===== Data for the task =====

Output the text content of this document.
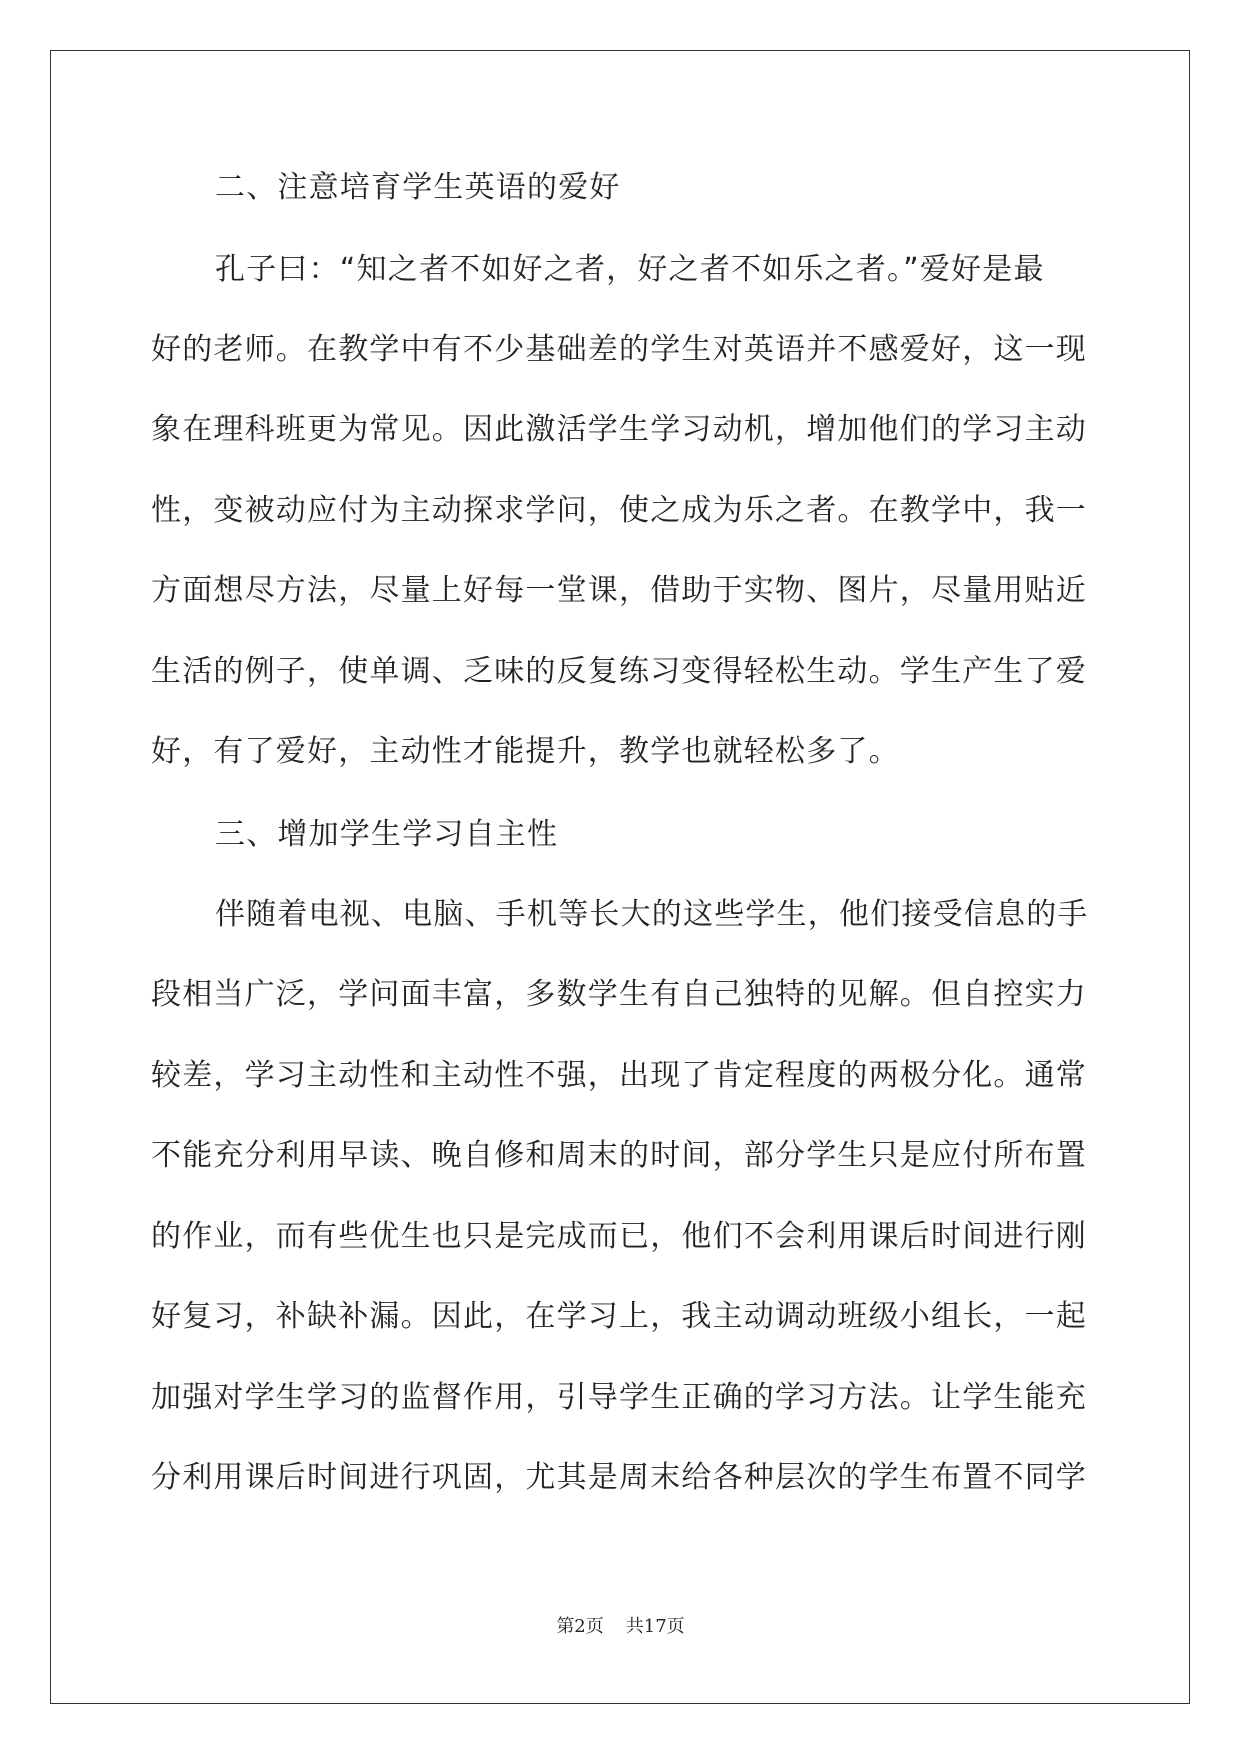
二、注意培育学生英语的爱好
孔子曰：“知之者不如好之者，好之者不如乐之者。”爱好是最
好的老师。在教学中有不少基础差的学生对英语并不感爱好，这一现
象在理科班更为常见。因此激活学生学习动机，增加他们的学习主动
性，变被动应付为主动探求学问，使之成为乐之者。在教学中，我一
方面想尽方法，尽量上好每一堂课，借助于实物、图片，尽量用贴近
生活的例子，使单调、乏味的反复练习变得轻松生动。学生产生了爱
好，有了爱好，主动性才能提升，教学也就轻松多了。
三、增加学生学习自主性
伴随着电视、电脑、手机等长大的这些学生，他们接受信息的手
段相当广泛，学问面丰富，多数学生有自己独特的见解。但自控实力
较差，学习主动性和主动性不强，出现了肯定程度的两极分化。通常
不能充分利用早读、晚自修和周末的时间，部分学生只是应付所布置
的作业，而有些优生也只是完成而已，他们不会利用课后时间进行刚
好复习，补缺补漏。因此，在学习上，我主动调动班级小组长，一起
加强对学生学习的监督作用，引导学生正确的学习方法。让学生能充
分利用课后时间进行巩固，尤其是周末给各种层次的学生布置不同学
第2页 共17页
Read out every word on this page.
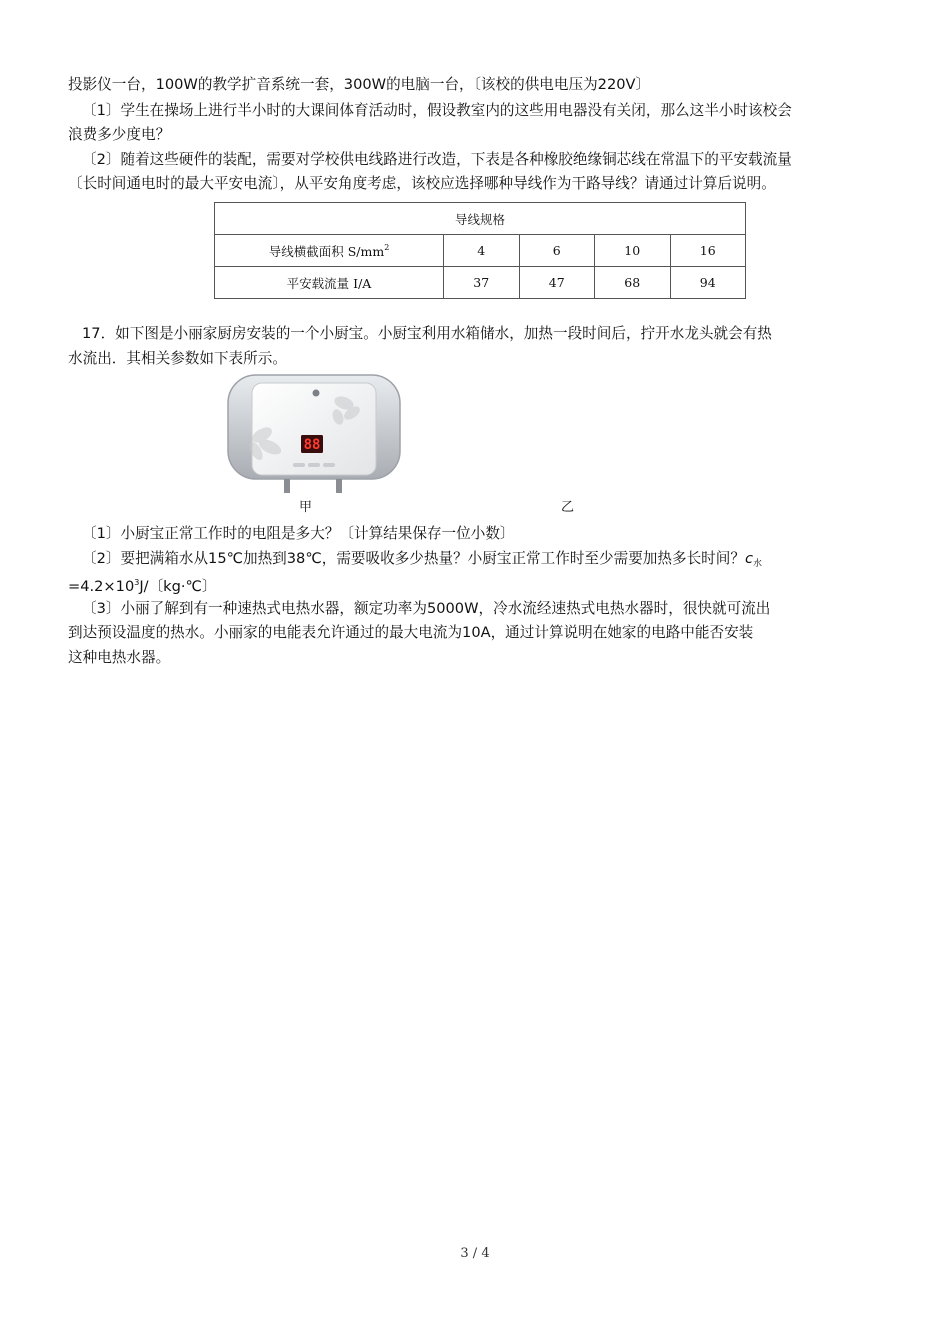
投影仪一台，100W的教学扩音系统一套，300W的电脑一台，〔该校的供电电压为220V〕
〔1〕学生在操场上进行半小时的大课间体育活动时，假设教室内的这些用电器没有关闭，那么这半小时该校会
浪费多少度电？
〔2〕随着这些硬件的装配，需要对学校供电线路进行改造，下表是各种橡胶绝缘铜芯线在常温下的平安载流量
〔长时间通电时的最大平安电流〕，从平安角度考虑，该校应选择哪种导线作为干路导线？请通过计算后说明。
导线规格				
导线横截面积 $S/mm^2$	4	6	10	16
平安载流量 I/A	37	47	68	94
17．如下图是小丽家厨房安装的一个小厨宝。小厨宝利用水箱储水，加热一段时间后，拧开水龙头就会有热
水流出．其相关参数如下表所示。
88
甲	乙
〔1〕小厨宝正常工作时的电阻是多大？〔计算结果保存一位小数〕
〔2〕要把满箱水从15℃加热到38℃，需要吸收多少热量？小厨宝正常工作时至少需要加热多长时间？$c_水$
$=4.2\times 10^3J/$〔kg·℃〕
〔3〕小丽了解到有一种速热式电热水器，额定功率为5000W，冷水流经速热式电热水器时，很快就可流出
到达预设温度的热水。小丽家的电能表允许通过的最大电流为10A，通过计算说明在她家的电路中能否安装
这种电热水器。
3 / 4
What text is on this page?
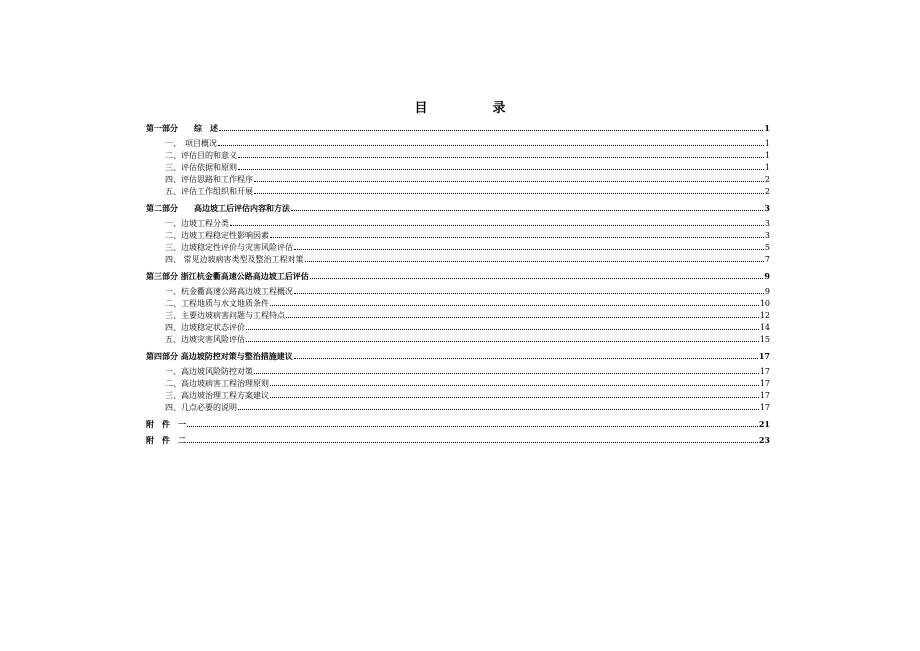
目　录
第一部分　　综　述	1
一、　项目概况	1
二、评估目的和意义	1
三、评估依据和原则	1
四、评估思路和工作程序	2
五、评估工作组织和开展	2
第二部分　　高边坡工后评估内容和方法	3
一、边坡工程分类	3
二、边坡工程稳定性影响因素	3
三、边坡稳定性评价与灾害风险评估	5
四、 常见边坡病害类型及整治工程对策	7
第三部分 浙江杭金衢高速公路高边坡工后评估	9
一、杭金衢高速公路高边坡工程概况	9
二、工程地质与水文地质条件	10
三、主要边坡病害问题与工程特点	12
四、边坡稳定状态评价	14
五、边坡灾害风险评估	15
第四部分 高边坡防控对策与整治措施建议	17
一、高边坡风险防控对策	17
二、高边坡病害工程治理原则	17
三、高边坡治理工程方案建议	17
四、几点必要的说明	17
附　件　一	21
附　件　二	23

=====

> _Required task_
Extract only the lines from the line containing "What text is on this page?" through the final line of the records; keep both ends and drop every picture.

> _Answer to the problem_
What text is on this page?
目　录
第一部分　　综　述	1
一、　项目概况	1
二、评估目的和意义	1
三、评估依据和原则	1
四、评估思路和工作程序	2
五、评估工作组织和开展	2
第二部分　　高边坡工后评估内容和方法	3
一、边坡工程分类	3
二、边坡工程稳定性影响因素	3
三、边坡稳定性评价与灾害风险评估	5
四、 常见边坡病害类型及整治工程对策	7
第三部分 浙江杭金衢高速公路高边坡工后评估	9
一、杭金衢高速公路高边坡工程概况	9
二、工程地质与水文地质条件	10
三、主要边坡病害问题与工程特点	12
四、边坡稳定状态评价	14
五、边坡灾害风险评估	15
第四部分 高边坡防控对策与整治措施建议	17
一、高边坡风险防控对策	17
二、高边坡病害工程治理原则	17
三、高边坡治理工程方案建议	17
四、几点必要的说明	17
附　件　一	21
附　件　二	23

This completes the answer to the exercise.